--- Provided records ---
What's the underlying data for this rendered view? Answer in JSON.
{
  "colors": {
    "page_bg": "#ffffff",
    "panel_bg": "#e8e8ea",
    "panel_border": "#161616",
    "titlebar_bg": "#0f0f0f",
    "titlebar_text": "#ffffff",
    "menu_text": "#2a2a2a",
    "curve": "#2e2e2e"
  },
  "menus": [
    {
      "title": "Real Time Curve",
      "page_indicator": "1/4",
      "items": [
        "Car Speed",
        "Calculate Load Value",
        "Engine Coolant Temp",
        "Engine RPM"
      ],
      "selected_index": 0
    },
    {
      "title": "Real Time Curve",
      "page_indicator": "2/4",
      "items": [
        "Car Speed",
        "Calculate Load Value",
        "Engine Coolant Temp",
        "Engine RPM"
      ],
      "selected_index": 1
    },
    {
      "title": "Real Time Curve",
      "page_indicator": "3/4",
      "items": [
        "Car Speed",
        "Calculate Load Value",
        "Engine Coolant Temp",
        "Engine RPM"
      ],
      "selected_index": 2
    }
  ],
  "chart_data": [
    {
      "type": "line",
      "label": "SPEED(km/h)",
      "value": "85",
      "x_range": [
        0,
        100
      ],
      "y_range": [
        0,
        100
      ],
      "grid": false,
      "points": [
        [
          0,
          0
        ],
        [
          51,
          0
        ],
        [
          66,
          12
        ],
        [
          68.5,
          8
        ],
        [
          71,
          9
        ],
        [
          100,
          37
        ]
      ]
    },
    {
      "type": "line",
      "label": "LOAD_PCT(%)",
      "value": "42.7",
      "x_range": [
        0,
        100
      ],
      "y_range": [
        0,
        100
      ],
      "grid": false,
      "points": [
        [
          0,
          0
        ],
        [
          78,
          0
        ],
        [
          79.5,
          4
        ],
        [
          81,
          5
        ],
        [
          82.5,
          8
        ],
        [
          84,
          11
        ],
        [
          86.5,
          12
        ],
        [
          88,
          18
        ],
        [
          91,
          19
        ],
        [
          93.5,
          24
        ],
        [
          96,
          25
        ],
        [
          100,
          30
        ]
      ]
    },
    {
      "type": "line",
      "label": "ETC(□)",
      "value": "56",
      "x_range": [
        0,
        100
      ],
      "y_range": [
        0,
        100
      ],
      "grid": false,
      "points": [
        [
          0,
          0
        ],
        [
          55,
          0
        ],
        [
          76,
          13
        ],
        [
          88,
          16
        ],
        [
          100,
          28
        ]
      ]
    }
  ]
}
---
_Task description:_ Quote every entry exactly.

_Solution for this exercise:_
What's the underlying data for this rendered view? Answer in JSON.
{
  "colors": {
    "page_bg": "#ffffff",
    "panel_bg": "#e8e8ea",
    "panel_border": "#161616",
    "titlebar_bg": "#0f0f0f",
    "titlebar_text": "#ffffff",
    "menu_text": "#2a2a2a",
    "curve": "#2e2e2e"
  },
  "menus": [
    {
      "title": "Real Time Curve",
      "page_indicator": "1/4",
      "items": [
        "Car Speed",
        "Calculate Load Value",
        "Engine Coolant Temp",
        "Engine RPM"
      ],
      "selected_index": 0
    },
    {
      "title": "Real Time Curve",
      "page_indicator": "2/4",
      "items": [
        "Car Speed",
        "Calculate Load Value",
        "Engine Coolant Temp",
        "Engine RPM"
      ],
      "selected_index": 1
    },
    {
      "title": "Real Time Curve",
      "page_indicator": "3/4",
      "items": [
        "Car Speed",
        "Calculate Load Value",
        "Engine Coolant Temp",
        "Engine RPM"
      ],
      "selected_index": 2
    }
  ],
  "chart_data": [
    {
      "type": "line",
      "label": "SPEED(km/h)",
      "value": "85",
      "x_range": [
        0,
        100
      ],
      "y_range": [
        0,
        100
      ],
      "grid": false,
      "points": [
        [
          0,
          0
        ],
        [
          51,
          0
        ],
        [
          66,
          12
        ],
        [
          68.5,
          8
        ],
        [
          71,
          9
        ],
        [
          100,
          37
        ]
      ]
    },
    {
      "type": "line",
      "label": "LOAD_PCT(%)",
      "value": "42.7",
      "x_range": [
        0,
        100
      ],
      "y_range": [
        0,
        100
      ],
      "grid": false,
      "points": [
        [
          0,
          0
        ],
        [
          78,
          0
        ],
        [
          79.5,
          4
        ],
        [
          81,
          5
        ],
        [
          82.5,
          8
        ],
        [
          84,
          11
        ],
        [
          86.5,
          12
        ],
        [
          88,
          18
        ],
        [
          91,
          19
        ],
        [
          93.5,
          24
        ],
        [
          96,
          25
        ],
        [
          100,
          30
        ]
      ]
    },
    {
      "type": "line",
      "label": "ETC(□)",
      "value": "56",
      "x_range": [
        0,
        100
      ],
      "y_range": [
        0,
        100
      ],
      "grid": false,
      "points": [
        [
          0,
          0
        ],
        [
          55,
          0
        ],
        [
          76,
          13
        ],
        [
          88,
          16
        ],
        [
          100,
          28
        ]
      ]
    }
  ]
}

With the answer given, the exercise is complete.